---------- Record excerpts ----------

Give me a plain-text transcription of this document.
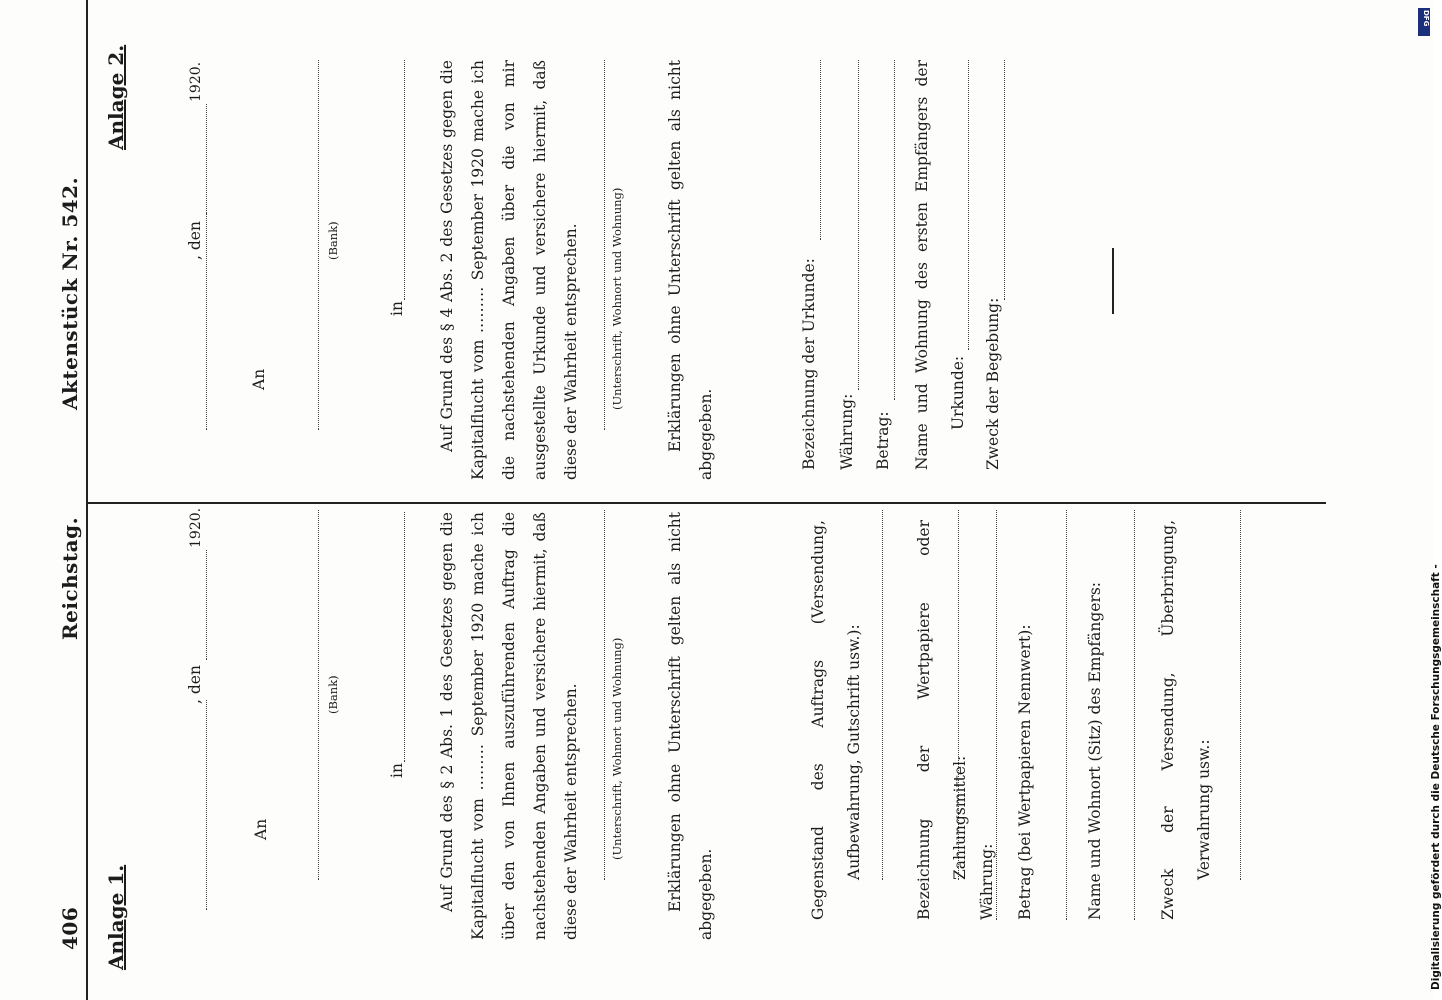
406
Reichstag.
Aktenstück Nr. 542.
Anlage 1.
, den
1920.
An
(Bank)
in	Auf Grund des § 2 Abs. 1 des Gesetzes gegen die Kapitalflucht vom ……… September 1920 mache ich über den von Ihnen auszuführenden Auftrag die nachstehenden Angaben und versichere hiermit, daß diese der Wahrheit entsprechen.	(Unterschrift, Wohnort und Wohnung)	Erklärungen ohne Unterschrift gelten als nicht abgegeben.	Gegenstand des Auftrags (Versendung, Aufbewahrung, Gutschrift usw.):	Bezeichnung der Wertpapiere oder Zahlungsmittel:
Währung: Betrag (bei Wertpapieren Nennwert):	Name und Wohnort (Sitz) des Empfängers:	Zweck der Versendung, Überbringung, Verwahrung usw.:
Anlage 2.
, den
1920.
An
(Bank)
in	Auf Grund des § 4 Abs. 2 des Gesetzes gegen die Kapitalflucht vom ……… September 1920 mache ich die nachstehenden Angaben über die von mir ausgestellte Urkunde und versichere hiermit, daß diese der Wahrheit entsprechen.	(Unterschrift, Wohnort und Wohnung)	Erklärungen ohne Unterschrift gelten als nicht abgegeben.	Bezeichnung der Urkunde: Währung: Betrag:	Name und Wohnung des ersten Empfängers der Urkunde:	Zweck der Begebung:
DFG
Digitalisierung gefördert durch die Deutsche Forschungsgemeinschaft -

----------

Repeat the material above word for word and skip every image in it.

*Reply to the exercise*:
Give me a plain-text transcription of this document.
406
Reichstag.
Aktenstück Nr. 542.
Anlage 1.
, den
1920.
An
(Bank)
in	Auf Grund des § 2 Abs. 1 des Gesetzes gegen die Kapitalflucht vom ……… September 1920 mache ich über den von Ihnen auszuführenden Auftrag die nachstehenden Angaben und versichere hiermit, daß diese der Wahrheit entsprechen.	(Unterschrift, Wohnort und Wohnung)	Erklärungen ohne Unterschrift gelten als nicht abgegeben.	Gegenstand des Auftrags (Versendung, Aufbewahrung, Gutschrift usw.):	Bezeichnung der Wertpapiere oder Zahlungsmittel:
Währung: Betrag (bei Wertpapieren Nennwert):	Name und Wohnort (Sitz) des Empfängers:	Zweck der Versendung, Überbringung, Verwahrung usw.:
Anlage 2.
, den
1920.
An
(Bank)
in	Auf Grund des § 4 Abs. 2 des Gesetzes gegen die Kapitalflucht vom ……… September 1920 mache ich die nachstehenden Angaben über die von mir ausgestellte Urkunde und versichere hiermit, daß diese der Wahrheit entsprechen.	(Unterschrift, Wohnort und Wohnung)	Erklärungen ohne Unterschrift gelten als nicht abgegeben.	Bezeichnung der Urkunde: Währung: Betrag:	Name und Wohnung des ersten Empfängers der Urkunde:	Zweck der Begebung:
DFG
Digitalisierung gefördert durch die Deutsche Forschungsgemeinschaft -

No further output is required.